▶ **OBJECTIVE**: Please give the listing again in its entirety, exactly as written.

• • • •

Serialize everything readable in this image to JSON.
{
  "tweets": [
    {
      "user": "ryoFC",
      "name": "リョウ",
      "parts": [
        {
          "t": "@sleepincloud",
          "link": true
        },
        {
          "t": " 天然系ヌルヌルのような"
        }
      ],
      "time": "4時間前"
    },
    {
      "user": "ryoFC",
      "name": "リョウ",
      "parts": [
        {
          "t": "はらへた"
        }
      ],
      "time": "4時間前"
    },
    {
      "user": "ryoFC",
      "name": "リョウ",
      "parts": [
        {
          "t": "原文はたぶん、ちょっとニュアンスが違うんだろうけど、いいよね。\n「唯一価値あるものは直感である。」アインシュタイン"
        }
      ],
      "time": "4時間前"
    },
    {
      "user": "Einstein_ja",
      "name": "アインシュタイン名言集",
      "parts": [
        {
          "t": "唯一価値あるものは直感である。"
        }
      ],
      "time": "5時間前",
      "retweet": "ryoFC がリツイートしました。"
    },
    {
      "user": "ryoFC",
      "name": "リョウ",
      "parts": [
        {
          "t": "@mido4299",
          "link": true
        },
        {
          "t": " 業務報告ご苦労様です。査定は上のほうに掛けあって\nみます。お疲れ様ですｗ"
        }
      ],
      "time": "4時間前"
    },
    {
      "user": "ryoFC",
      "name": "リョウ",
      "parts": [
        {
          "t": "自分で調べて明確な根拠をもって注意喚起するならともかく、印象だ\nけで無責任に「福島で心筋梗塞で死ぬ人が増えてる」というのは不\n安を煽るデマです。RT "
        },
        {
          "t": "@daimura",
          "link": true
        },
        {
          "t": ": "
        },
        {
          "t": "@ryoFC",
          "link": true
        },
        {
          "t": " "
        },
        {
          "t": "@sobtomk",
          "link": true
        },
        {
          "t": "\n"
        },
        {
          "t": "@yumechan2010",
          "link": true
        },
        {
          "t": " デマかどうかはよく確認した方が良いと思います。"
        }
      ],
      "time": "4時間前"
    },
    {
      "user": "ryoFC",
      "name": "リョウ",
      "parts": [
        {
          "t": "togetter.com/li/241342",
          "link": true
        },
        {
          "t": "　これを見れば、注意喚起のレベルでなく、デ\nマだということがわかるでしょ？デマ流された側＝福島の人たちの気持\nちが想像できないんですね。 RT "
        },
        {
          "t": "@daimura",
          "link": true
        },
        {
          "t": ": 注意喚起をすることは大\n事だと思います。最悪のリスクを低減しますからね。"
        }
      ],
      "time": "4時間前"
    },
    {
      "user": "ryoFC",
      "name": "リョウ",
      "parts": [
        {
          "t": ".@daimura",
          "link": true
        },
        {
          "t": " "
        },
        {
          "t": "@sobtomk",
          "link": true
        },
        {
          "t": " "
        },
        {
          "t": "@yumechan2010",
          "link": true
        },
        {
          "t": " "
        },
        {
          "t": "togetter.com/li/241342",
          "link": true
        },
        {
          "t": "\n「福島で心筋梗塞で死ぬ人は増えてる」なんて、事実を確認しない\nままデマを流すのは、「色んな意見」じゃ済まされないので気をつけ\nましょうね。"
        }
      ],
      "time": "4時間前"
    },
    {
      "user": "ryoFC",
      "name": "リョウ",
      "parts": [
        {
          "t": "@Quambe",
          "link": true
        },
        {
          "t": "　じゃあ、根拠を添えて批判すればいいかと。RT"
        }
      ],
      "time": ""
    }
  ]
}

• • • •

▶ **WRITTEN REPLY**:
Serialize everything readable in this image to JSON.
{
  "tweets": [
    {
      "user": "ryoFC",
      "name": "リョウ",
      "parts": [
        {
          "t": "@sleepincloud",
          "link": true
        },
        {
          "t": " 天然系ヌルヌルのような"
        }
      ],
      "time": "4時間前"
    },
    {
      "user": "ryoFC",
      "name": "リョウ",
      "parts": [
        {
          "t": "はらへた"
        }
      ],
      "time": "4時間前"
    },
    {
      "user": "ryoFC",
      "name": "リョウ",
      "parts": [
        {
          "t": "原文はたぶん、ちょっとニュアンスが違うんだろうけど、いいよね。\n「唯一価値あるものは直感である。」アインシュタイン"
        }
      ],
      "time": "4時間前"
    },
    {
      "user": "Einstein_ja",
      "name": "アインシュタイン名言集",
      "parts": [
        {
          "t": "唯一価値あるものは直感である。"
        }
      ],
      "time": "5時間前",
      "retweet": "ryoFC がリツイートしました。"
    },
    {
      "user": "ryoFC",
      "name": "リョウ",
      "parts": [
        {
          "t": "@mido4299",
          "link": true
        },
        {
          "t": " 業務報告ご苦労様です。査定は上のほうに掛けあって\nみます。お疲れ様ですｗ"
        }
      ],
      "time": "4時間前"
    },
    {
      "user": "ryoFC",
      "name": "リョウ",
      "parts": [
        {
          "t": "自分で調べて明確な根拠をもって注意喚起するならともかく、印象だ\nけで無責任に「福島で心筋梗塞で死ぬ人が増えてる」というのは不\n安を煽るデマです。RT "
        },
        {
          "t": "@daimura",
          "link": true
        },
        {
          "t": ": "
        },
        {
          "t": "@ryoFC",
          "link": true
        },
        {
          "t": " "
        },
        {
          "t": "@sobtomk",
          "link": true
        },
        {
          "t": "\n"
        },
        {
          "t": "@yumechan2010",
          "link": true
        },
        {
          "t": " デマかどうかはよく確認した方が良いと思います。"
        }
      ],
      "time": "4時間前"
    },
    {
      "user": "ryoFC",
      "name": "リョウ",
      "parts": [
        {
          "t": "togetter.com/li/241342",
          "link": true
        },
        {
          "t": "　これを見れば、注意喚起のレベルでなく、デ\nマだということがわかるでしょ？デマ流された側＝福島の人たちの気持\nちが想像できないんですね。 RT "
        },
        {
          "t": "@daimura",
          "link": true
        },
        {
          "t": ": 注意喚起をすることは大\n事だと思います。最悪のリスクを低減しますからね。"
        }
      ],
      "time": "4時間前"
    },
    {
      "user": "ryoFC",
      "name": "リョウ",
      "parts": [
        {
          "t": ".@daimura",
          "link": true
        },
        {
          "t": " "
        },
        {
          "t": "@sobtomk",
          "link": true
        },
        {
          "t": " "
        },
        {
          "t": "@yumechan2010",
          "link": true
        },
        {
          "t": " "
        },
        {
          "t": "togetter.com/li/241342",
          "link": true
        },
        {
          "t": "\n「福島で心筋梗塞で死ぬ人は増えてる」なんて、事実を確認しない\nままデマを流すのは、「色んな意見」じゃ済まされないので気をつけ\nましょうね。"
        }
      ],
      "time": "4時間前"
    },
    {
      "user": "ryoFC",
      "name": "リョウ",
      "parts": [
        {
          "t": "@Quambe",
          "link": true
        },
        {
          "t": "　じゃあ、根拠を添えて批判すればいいかと。RT"
        }
      ],
      "time": ""
    }
  ]
}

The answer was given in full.